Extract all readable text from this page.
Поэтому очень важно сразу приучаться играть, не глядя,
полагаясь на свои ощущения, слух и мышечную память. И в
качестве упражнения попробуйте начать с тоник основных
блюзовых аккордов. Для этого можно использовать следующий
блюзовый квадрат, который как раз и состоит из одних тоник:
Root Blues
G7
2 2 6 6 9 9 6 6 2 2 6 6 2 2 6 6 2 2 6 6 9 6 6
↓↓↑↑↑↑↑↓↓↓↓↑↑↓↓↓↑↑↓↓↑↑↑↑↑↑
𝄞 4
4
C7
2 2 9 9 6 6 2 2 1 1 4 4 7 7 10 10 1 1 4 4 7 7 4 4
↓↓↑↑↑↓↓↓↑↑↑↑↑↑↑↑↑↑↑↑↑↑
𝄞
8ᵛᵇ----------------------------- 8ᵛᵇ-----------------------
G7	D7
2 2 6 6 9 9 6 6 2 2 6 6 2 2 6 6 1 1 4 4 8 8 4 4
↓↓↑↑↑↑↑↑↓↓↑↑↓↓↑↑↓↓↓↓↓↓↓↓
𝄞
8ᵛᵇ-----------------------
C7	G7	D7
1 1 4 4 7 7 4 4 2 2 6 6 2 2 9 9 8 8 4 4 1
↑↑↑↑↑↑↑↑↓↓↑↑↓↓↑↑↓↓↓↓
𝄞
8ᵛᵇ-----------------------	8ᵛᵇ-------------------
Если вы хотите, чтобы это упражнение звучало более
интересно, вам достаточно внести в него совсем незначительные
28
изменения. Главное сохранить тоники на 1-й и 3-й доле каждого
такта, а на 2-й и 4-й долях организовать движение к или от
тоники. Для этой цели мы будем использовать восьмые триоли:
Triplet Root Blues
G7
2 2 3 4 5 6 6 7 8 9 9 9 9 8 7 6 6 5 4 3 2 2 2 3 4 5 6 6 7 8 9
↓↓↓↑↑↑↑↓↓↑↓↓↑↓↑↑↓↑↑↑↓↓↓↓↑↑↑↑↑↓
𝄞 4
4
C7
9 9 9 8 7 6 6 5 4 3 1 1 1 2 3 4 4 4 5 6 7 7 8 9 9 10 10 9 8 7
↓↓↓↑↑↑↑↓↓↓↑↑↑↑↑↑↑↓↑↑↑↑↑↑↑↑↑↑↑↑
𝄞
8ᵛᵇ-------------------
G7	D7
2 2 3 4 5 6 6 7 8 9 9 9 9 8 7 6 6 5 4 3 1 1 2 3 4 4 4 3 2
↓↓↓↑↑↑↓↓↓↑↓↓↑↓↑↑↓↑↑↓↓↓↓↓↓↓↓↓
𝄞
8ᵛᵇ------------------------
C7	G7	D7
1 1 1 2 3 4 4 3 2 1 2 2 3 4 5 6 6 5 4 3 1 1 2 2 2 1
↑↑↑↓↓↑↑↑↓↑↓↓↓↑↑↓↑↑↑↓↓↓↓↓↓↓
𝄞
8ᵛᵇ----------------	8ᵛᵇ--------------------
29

━━━

SET PROBLEM: Give the number of lines in the listing above that contain "использовать", and nothing else.

CORRECT OUTPUT: 2